* **WHAT THE EXERCISE ASKS**: Please set out everything in the records from the line containing "Output each element" down to the line containing "bar-segment-financing [204,550,297,592]", both included, as a numbered list with any blank lines left out.

* **TASK DATA**:

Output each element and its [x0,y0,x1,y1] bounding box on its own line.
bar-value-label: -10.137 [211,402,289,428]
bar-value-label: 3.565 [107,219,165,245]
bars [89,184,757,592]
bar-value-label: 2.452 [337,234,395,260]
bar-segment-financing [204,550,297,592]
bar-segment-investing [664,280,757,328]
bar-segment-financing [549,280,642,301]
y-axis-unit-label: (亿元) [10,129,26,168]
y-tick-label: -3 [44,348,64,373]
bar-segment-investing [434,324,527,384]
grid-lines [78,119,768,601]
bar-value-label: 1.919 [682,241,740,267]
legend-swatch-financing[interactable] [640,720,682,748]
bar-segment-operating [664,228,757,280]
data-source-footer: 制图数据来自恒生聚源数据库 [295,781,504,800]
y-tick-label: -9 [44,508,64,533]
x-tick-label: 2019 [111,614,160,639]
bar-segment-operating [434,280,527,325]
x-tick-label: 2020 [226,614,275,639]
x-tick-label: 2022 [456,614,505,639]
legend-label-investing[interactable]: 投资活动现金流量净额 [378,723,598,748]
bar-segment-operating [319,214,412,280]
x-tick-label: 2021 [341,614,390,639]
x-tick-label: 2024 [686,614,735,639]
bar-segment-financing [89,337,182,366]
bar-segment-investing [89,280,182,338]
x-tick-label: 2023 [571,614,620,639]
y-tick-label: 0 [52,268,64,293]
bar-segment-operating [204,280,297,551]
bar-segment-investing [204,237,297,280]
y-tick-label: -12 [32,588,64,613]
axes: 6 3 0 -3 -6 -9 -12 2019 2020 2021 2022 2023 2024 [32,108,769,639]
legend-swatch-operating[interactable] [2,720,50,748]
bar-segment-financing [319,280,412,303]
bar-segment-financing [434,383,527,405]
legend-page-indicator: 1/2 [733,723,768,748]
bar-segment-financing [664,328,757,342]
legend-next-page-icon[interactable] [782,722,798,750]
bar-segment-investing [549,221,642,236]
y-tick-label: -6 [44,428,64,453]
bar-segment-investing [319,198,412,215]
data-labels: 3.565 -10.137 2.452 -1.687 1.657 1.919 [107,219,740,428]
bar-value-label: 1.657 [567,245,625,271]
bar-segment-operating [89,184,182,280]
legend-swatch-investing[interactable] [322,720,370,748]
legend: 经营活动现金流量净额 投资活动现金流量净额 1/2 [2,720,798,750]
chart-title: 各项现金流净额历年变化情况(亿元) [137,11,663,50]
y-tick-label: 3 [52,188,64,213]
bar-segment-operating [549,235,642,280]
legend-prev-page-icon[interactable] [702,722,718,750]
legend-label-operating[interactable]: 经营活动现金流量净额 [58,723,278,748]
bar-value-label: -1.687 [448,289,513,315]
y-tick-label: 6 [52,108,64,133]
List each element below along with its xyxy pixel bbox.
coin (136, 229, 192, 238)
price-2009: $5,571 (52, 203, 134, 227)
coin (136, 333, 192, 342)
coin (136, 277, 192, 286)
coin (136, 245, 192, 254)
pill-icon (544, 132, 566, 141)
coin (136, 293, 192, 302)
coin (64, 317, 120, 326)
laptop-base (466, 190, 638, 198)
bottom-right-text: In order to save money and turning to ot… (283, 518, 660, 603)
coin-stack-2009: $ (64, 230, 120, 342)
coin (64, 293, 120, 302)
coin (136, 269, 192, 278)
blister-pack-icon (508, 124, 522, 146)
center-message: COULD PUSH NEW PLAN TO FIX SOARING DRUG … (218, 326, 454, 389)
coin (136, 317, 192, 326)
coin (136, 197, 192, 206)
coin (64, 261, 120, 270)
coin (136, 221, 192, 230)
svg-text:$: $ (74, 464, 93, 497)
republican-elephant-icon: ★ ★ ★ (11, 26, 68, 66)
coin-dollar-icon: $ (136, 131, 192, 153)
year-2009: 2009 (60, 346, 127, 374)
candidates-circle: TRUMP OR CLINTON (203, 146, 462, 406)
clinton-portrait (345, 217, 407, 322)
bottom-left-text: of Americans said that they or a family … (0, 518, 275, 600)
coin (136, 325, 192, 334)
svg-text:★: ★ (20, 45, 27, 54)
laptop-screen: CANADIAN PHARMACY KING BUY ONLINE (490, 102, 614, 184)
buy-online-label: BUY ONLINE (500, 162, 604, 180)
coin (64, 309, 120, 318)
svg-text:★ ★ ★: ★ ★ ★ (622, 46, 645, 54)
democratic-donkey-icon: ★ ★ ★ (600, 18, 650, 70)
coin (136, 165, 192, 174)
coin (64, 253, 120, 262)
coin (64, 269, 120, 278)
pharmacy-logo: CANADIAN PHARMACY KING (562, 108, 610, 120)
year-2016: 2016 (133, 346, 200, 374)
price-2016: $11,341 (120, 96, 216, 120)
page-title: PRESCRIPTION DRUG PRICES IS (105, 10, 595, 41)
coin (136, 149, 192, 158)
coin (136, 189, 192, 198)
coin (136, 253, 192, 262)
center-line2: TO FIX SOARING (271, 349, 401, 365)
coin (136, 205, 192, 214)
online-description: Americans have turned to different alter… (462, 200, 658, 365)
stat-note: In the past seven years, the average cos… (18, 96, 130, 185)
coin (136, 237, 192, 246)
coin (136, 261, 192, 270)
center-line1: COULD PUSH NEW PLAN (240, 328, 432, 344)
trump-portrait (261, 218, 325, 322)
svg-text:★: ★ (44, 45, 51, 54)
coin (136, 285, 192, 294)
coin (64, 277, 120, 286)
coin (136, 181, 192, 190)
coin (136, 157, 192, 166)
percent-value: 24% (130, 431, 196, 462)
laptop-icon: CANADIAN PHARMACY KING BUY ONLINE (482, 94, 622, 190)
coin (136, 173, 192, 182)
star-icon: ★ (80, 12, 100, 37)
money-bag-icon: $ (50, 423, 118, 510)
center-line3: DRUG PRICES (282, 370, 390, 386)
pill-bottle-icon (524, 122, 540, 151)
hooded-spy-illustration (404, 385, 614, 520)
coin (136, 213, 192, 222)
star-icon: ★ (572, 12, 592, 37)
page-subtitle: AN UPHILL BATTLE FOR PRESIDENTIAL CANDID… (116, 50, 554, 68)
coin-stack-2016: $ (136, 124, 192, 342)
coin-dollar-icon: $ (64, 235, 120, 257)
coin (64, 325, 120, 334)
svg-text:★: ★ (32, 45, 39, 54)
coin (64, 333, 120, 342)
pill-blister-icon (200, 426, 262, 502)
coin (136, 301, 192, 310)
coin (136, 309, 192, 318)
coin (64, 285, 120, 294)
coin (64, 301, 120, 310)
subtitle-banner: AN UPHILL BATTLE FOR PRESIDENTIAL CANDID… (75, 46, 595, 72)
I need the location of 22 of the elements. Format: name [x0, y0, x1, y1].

...

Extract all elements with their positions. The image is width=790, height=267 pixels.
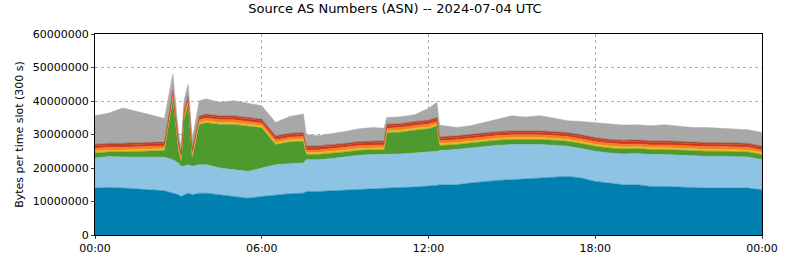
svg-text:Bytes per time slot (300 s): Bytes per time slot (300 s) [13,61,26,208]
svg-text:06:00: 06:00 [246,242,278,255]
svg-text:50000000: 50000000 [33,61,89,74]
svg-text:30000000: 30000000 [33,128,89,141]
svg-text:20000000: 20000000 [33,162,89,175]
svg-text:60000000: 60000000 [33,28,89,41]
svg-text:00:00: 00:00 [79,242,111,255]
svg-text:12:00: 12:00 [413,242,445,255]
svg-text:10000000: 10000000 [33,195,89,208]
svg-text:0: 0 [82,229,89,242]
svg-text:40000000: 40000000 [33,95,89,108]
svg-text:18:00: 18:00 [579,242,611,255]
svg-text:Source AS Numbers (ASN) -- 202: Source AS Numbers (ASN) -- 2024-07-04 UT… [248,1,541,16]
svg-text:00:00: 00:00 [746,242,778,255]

* **TASK SOLUTION**:
1. Output each element and its [x0,y0,x1,y1] bounding box on its own line.
2. bar-value-label: -10.137 [211,402,289,428]
3. bar-value-label: 3.565 [107,219,165,245]
4. bars [89,184,757,592]
5. bar-value-label: 2.452 [337,234,395,260]
6. bar-segment-financing [204,550,297,592]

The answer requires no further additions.